#### Exercise objective:
Check every line of the records below for the string "Frequency", then report only how many lines have it.

#### Data for analysis:
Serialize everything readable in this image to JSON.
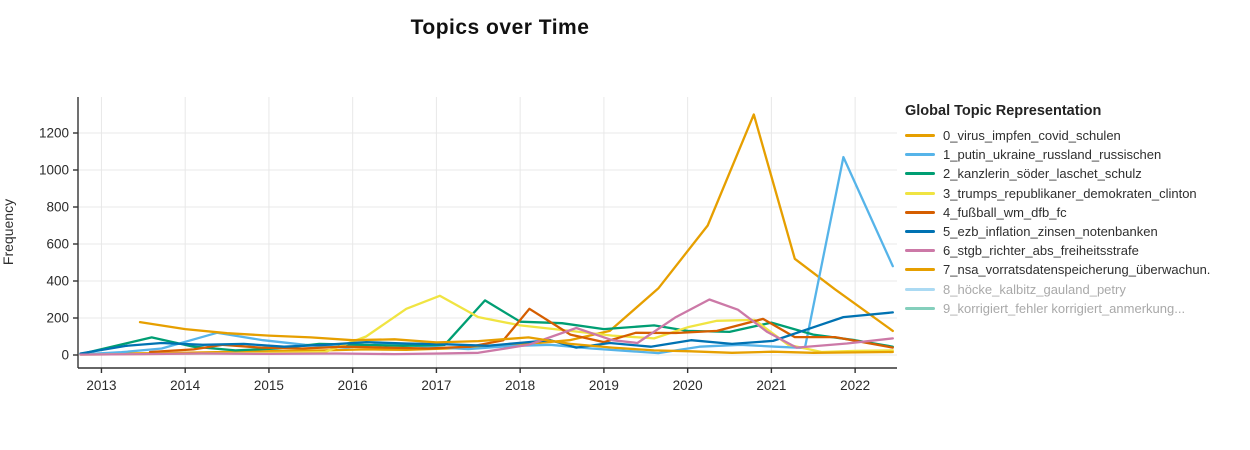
{
  "title": "Topics over Time",
  "legend": {
    "title": "Global Topic Representation"
  },
  "axes": {
    "y_label": "Frequency",
    "x_tick_labels": [
      "2013",
      "2014",
      "2015",
      "2016",
      "2017",
      "2018",
      "2019",
      "2020",
      "2021",
      "2022"
    ],
    "x_tick_years": [
      2013,
      2014,
      2015,
      2016,
      2017,
      2018,
      2019,
      2020,
      2021,
      2022
    ],
    "y_tick_labels": [
      "0",
      "200",
      "400",
      "600",
      "800",
      "1000",
      "1200"
    ],
    "y_tick_values": [
      0,
      200,
      400,
      600,
      800,
      1000,
      1200
    ]
  },
  "colors": {
    "axis_line": "#333333",
    "tick_text": "#2b2b2b",
    "grid": "#e8e8e8",
    "title_text": "#111111",
    "legend_muted_text": "#a9a9a9",
    "background": "#ffffff"
  },
  "chart_data": {
    "type": "line",
    "title": "Topics over Time",
    "xlabel": "",
    "ylabel": "Frequency",
    "xlim": [
      2012.72,
      2022.5
    ],
    "ylim": [
      0,
      1300
    ],
    "grid": true,
    "legend_position": "right",
    "legend_title": "Global Topic Representation",
    "series": [
      {
        "name": "0_virus_impfen_covid_schulen",
        "color": "#E69F00",
        "visible": true,
        "points": [
          [
            2012.75,
            5
          ],
          [
            2013.24,
            8
          ],
          [
            2013.72,
            10
          ],
          [
            2014.21,
            14
          ],
          [
            2014.7,
            18
          ],
          [
            2015.18,
            22
          ],
          [
            2015.67,
            25
          ],
          [
            2016.16,
            30
          ],
          [
            2016.64,
            28
          ],
          [
            2017.13,
            35
          ],
          [
            2017.61,
            45
          ],
          [
            2018.1,
            60
          ],
          [
            2018.59,
            80
          ],
          [
            2019.07,
            130
          ],
          [
            2019.65,
            360
          ],
          [
            2020.24,
            700
          ],
          [
            2020.79,
            1300
          ],
          [
            2021.28,
            520
          ],
          [
            2021.76,
            355
          ],
          [
            2022.45,
            130
          ]
        ]
      },
      {
        "name": "1_putin_ukraine_russland_russischen",
        "color": "#56B4E9",
        "visible": true,
        "points": [
          [
            2012.75,
            3
          ],
          [
            2013.24,
            15
          ],
          [
            2013.72,
            35
          ],
          [
            2014.38,
            120
          ],
          [
            2014.93,
            80
          ],
          [
            2015.43,
            55
          ],
          [
            2015.92,
            40
          ],
          [
            2016.4,
            62
          ],
          [
            2016.89,
            45
          ],
          [
            2017.38,
            32
          ],
          [
            2017.87,
            48
          ],
          [
            2018.36,
            55
          ],
          [
            2018.85,
            35
          ],
          [
            2019.34,
            20
          ],
          [
            2019.65,
            10
          ],
          [
            2020.14,
            45
          ],
          [
            2020.63,
            55
          ],
          [
            2021.05,
            45
          ],
          [
            2021.4,
            38
          ],
          [
            2021.86,
            1070
          ],
          [
            2022.45,
            480
          ]
        ]
      },
      {
        "name": "2_kanzlerin_söder_laschet_schulz",
        "color": "#009E73",
        "visible": true,
        "points": [
          [
            2012.75,
            5
          ],
          [
            2013.6,
            95
          ],
          [
            2014.1,
            45
          ],
          [
            2014.6,
            25
          ],
          [
            2015.1,
            35
          ],
          [
            2015.6,
            60
          ],
          [
            2016.1,
            55
          ],
          [
            2016.6,
            50
          ],
          [
            2017.1,
            55
          ],
          [
            2017.58,
            295
          ],
          [
            2018.0,
            180
          ],
          [
            2018.5,
            172
          ],
          [
            2019.0,
            140
          ],
          [
            2019.6,
            160
          ],
          [
            2020.0,
            130
          ],
          [
            2020.5,
            125
          ],
          [
            2021.0,
            175
          ],
          [
            2021.5,
            110
          ],
          [
            2022.0,
            80
          ],
          [
            2022.45,
            45
          ]
        ]
      },
      {
        "name": "3_trumps_republikaner_demokraten_clinton",
        "color": "#F0E442",
        "visible": true,
        "points": [
          [
            2012.75,
            2
          ],
          [
            2013.5,
            5
          ],
          [
            2014.2,
            8
          ],
          [
            2014.9,
            10
          ],
          [
            2015.67,
            16
          ],
          [
            2016.16,
            100
          ],
          [
            2016.64,
            250
          ],
          [
            2017.04,
            320
          ],
          [
            2017.5,
            205
          ],
          [
            2018.0,
            160
          ],
          [
            2018.6,
            130
          ],
          [
            2019.1,
            105
          ],
          [
            2019.6,
            90
          ],
          [
            2020.0,
            150
          ],
          [
            2020.35,
            185
          ],
          [
            2020.8,
            190
          ],
          [
            2021.2,
            55
          ],
          [
            2021.6,
            16
          ],
          [
            2022.0,
            22
          ],
          [
            2022.45,
            25
          ]
        ]
      },
      {
        "name": "4_fußball_wm_dfb_fc",
        "color": "#D55E00",
        "visible": true,
        "points": [
          [
            2013.58,
            16
          ],
          [
            2014.1,
            30
          ],
          [
            2014.45,
            55
          ],
          [
            2014.9,
            40
          ],
          [
            2015.4,
            35
          ],
          [
            2015.9,
            45
          ],
          [
            2016.4,
            40
          ],
          [
            2016.9,
            35
          ],
          [
            2017.4,
            45
          ],
          [
            2017.8,
            80
          ],
          [
            2018.11,
            250
          ],
          [
            2018.6,
            110
          ],
          [
            2019.0,
            70
          ],
          [
            2019.38,
            120
          ],
          [
            2019.86,
            119
          ],
          [
            2020.35,
            130
          ],
          [
            2020.9,
            195
          ],
          [
            2021.28,
            97
          ],
          [
            2021.76,
            97
          ],
          [
            2022.45,
            40
          ]
        ]
      },
      {
        "name": "5_ezb_inflation_zinsen_notenbanken",
        "color": "#0072B2",
        "visible": true,
        "points": [
          [
            2012.75,
            8
          ],
          [
            2013.3,
            50
          ],
          [
            2013.72,
            65
          ],
          [
            2014.21,
            55
          ],
          [
            2014.7,
            60
          ],
          [
            2015.18,
            45
          ],
          [
            2015.67,
            55
          ],
          [
            2016.16,
            70
          ],
          [
            2016.64,
            62
          ],
          [
            2017.13,
            58
          ],
          [
            2017.61,
            50
          ],
          [
            2018.1,
            70
          ],
          [
            2018.36,
            80
          ],
          [
            2018.67,
            40
          ],
          [
            2019.07,
            65
          ],
          [
            2019.56,
            45
          ],
          [
            2020.04,
            80
          ],
          [
            2020.53,
            60
          ],
          [
            2021.02,
            76
          ],
          [
            2021.5,
            150
          ],
          [
            2021.86,
            205
          ],
          [
            2022.45,
            230
          ]
        ]
      },
      {
        "name": "6_stgb_richter_abs_freiheitsstrafe",
        "color": "#CC79A7",
        "visible": true,
        "points": [
          [
            2012.75,
            2
          ],
          [
            2013.5,
            5
          ],
          [
            2014.2,
            8
          ],
          [
            2015.0,
            6
          ],
          [
            2015.8,
            8
          ],
          [
            2016.5,
            5
          ],
          [
            2017.04,
            8
          ],
          [
            2017.5,
            12
          ],
          [
            2018.1,
            55
          ],
          [
            2018.67,
            146
          ],
          [
            2019.1,
            80
          ],
          [
            2019.4,
            65
          ],
          [
            2019.86,
            205
          ],
          [
            2020.26,
            300
          ],
          [
            2020.6,
            245
          ],
          [
            2020.95,
            125
          ],
          [
            2021.3,
            40
          ],
          [
            2021.9,
            62
          ],
          [
            2022.45,
            90
          ]
        ]
      },
      {
        "name": "7_nsa_vorratsdatenspeicherung_überwachun.",
        "color": "#E69F00",
        "visible": true,
        "points": [
          [
            2013.46,
            178
          ],
          [
            2014.0,
            140
          ],
          [
            2014.5,
            118
          ],
          [
            2015.0,
            105
          ],
          [
            2015.5,
            95
          ],
          [
            2016.0,
            80
          ],
          [
            2016.5,
            85
          ],
          [
            2017.0,
            68
          ],
          [
            2017.5,
            75
          ],
          [
            2018.1,
            95
          ],
          [
            2018.6,
            60
          ],
          [
            2019.1,
            40
          ],
          [
            2019.6,
            25
          ],
          [
            2020.04,
            20
          ],
          [
            2020.53,
            12
          ],
          [
            2021.02,
            18
          ],
          [
            2021.5,
            12
          ],
          [
            2022.0,
            14
          ],
          [
            2022.45,
            16
          ]
        ]
      },
      {
        "name": "8_höcke_kalbitz_gauland_petry",
        "color": "#56B4E9",
        "muted_color": "#abdaf3",
        "visible": false,
        "points": []
      },
      {
        "name": "9_korrigiert_fehler korrigiert_anmerkung...",
        "color": "#009E73",
        "muted_color": "#84cfbc",
        "visible": false,
        "points": []
      }
    ]
  }
}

#### Written response:
2